[Problem to work on]:
Scan the lines below for "tissu"; report the number of lines that contain it, and only that.

[Exercise input]:
++++++++++
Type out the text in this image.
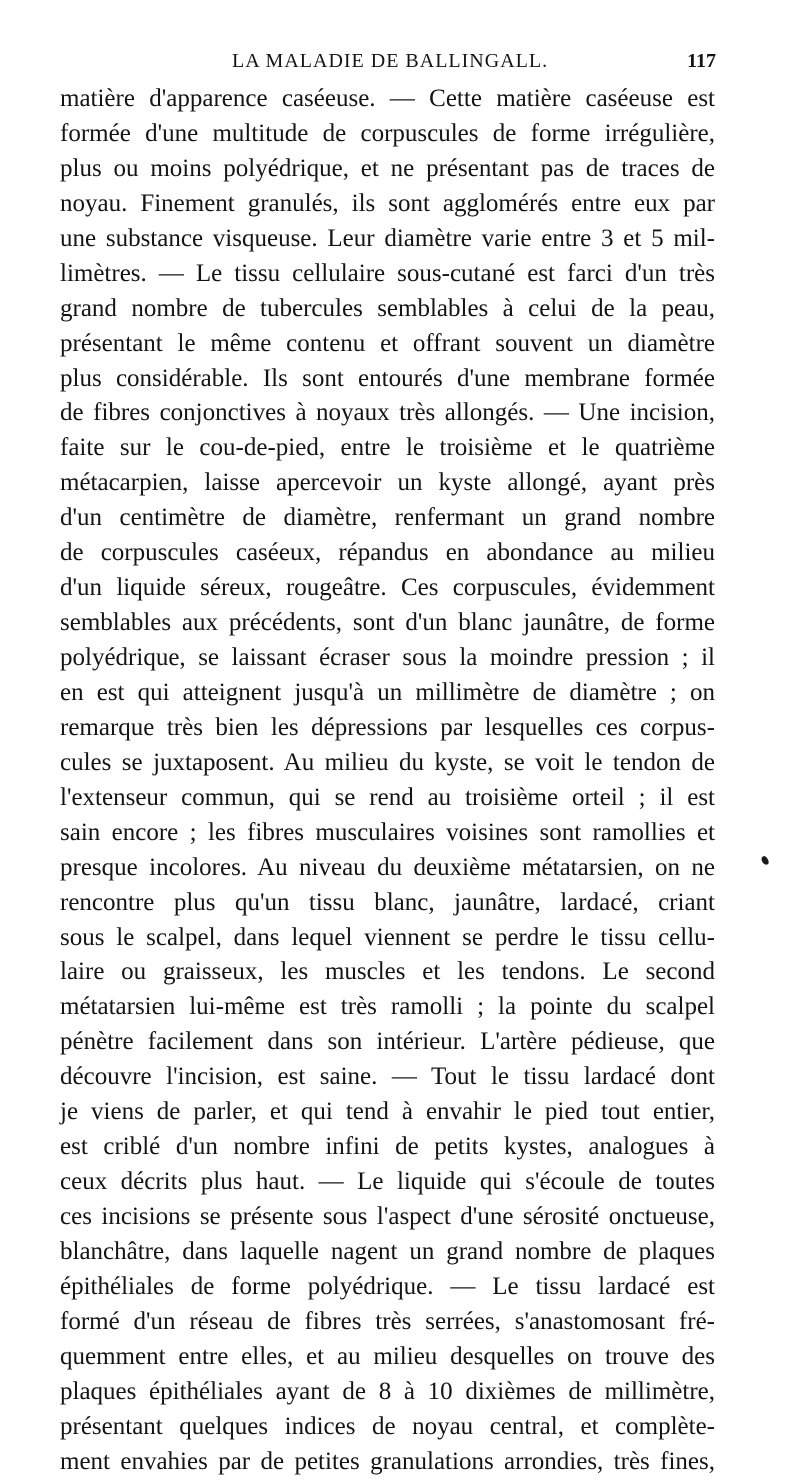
LA MALADIE DE BALLINGALL.	117
matière d'apparence caséeuse. — Cette matière caséeuse est
formée d'une multitude de corpuscules de forme irrégulière,
plus ou moins polyédrique, et ne présentant pas de traces de
noyau. Finement granulés, ils sont agglomérés entre eux par
une substance visqueuse. Leur diamètre varie entre 3 et 5 mil-
limètres. — Le tissu cellulaire sous-cutané est farci d'un très
grand nombre de tubercules semblables à celui de la peau,
présentant le même contenu et offrant souvent un diamètre
plus considérable. Ils sont entourés d'une membrane formée
de fibres conjonctives à noyaux très allongés. — Une incision,
faite sur le cou-de-pied, entre le troisième et le quatrième
métacarpien, laisse apercevoir un kyste allongé, ayant près
d'un centimètre de diamètre, renfermant un grand nombre
de corpuscules caséeux, répandus en abondance au milieu
d'un liquide séreux, rougeâtre. Ces corpuscules, évidemment
semblables aux précédents, sont d'un blanc jaunâtre, de forme
polyédrique, se laissant écraser sous la moindre pression ; il
en est qui atteignent jusqu'à un millimètre de diamètre ; on
remarque très bien les dépressions par lesquelles ces corpus-
cules se juxtaposent. Au milieu du kyste, se voit le tendon de
l'extenseur commun, qui se rend au troisième orteil ; il est
sain encore ; les fibres musculaires voisines sont ramollies et
presque incolores. Au niveau du deuxième métatarsien, on ne
rencontre plus qu'un tissu blanc, jaunâtre, lardacé, criant
sous le scalpel, dans lequel viennent se perdre le tissu cellu-
laire ou graisseux, les muscles et les tendons. Le second
métatarsien lui-même est très ramolli ; la pointe du scalpel
pénètre facilement dans son intérieur. L'artère pédieuse, que
découvre l'incision, est saine. — Tout le tissu lardacé dont
je viens de parler, et qui tend à envahir le pied tout entier,
est criblé d'un nombre infini de petits kystes, analogues à
ceux décrits plus haut. — Le liquide qui s'écoule de toutes
ces incisions se présente sous l'aspect d'une sérosité onctueuse,
blanchâtre, dans laquelle nagent un grand nombre de plaques
épithéliales de forme polyédrique. — Le tissu lardacé est
formé d'un réseau de fibres très serrées, s'anastomosant fré-
quemment entre elles, et au milieu desquelles on trouve des
plaques épithéliales ayant de 8 à 10 dixièmes de millimètre,
présentant quelques indices de noyau central, et complète-
ment envahies par de petites granulations arrondies, très fines,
++++++++++
[The completed task]:
5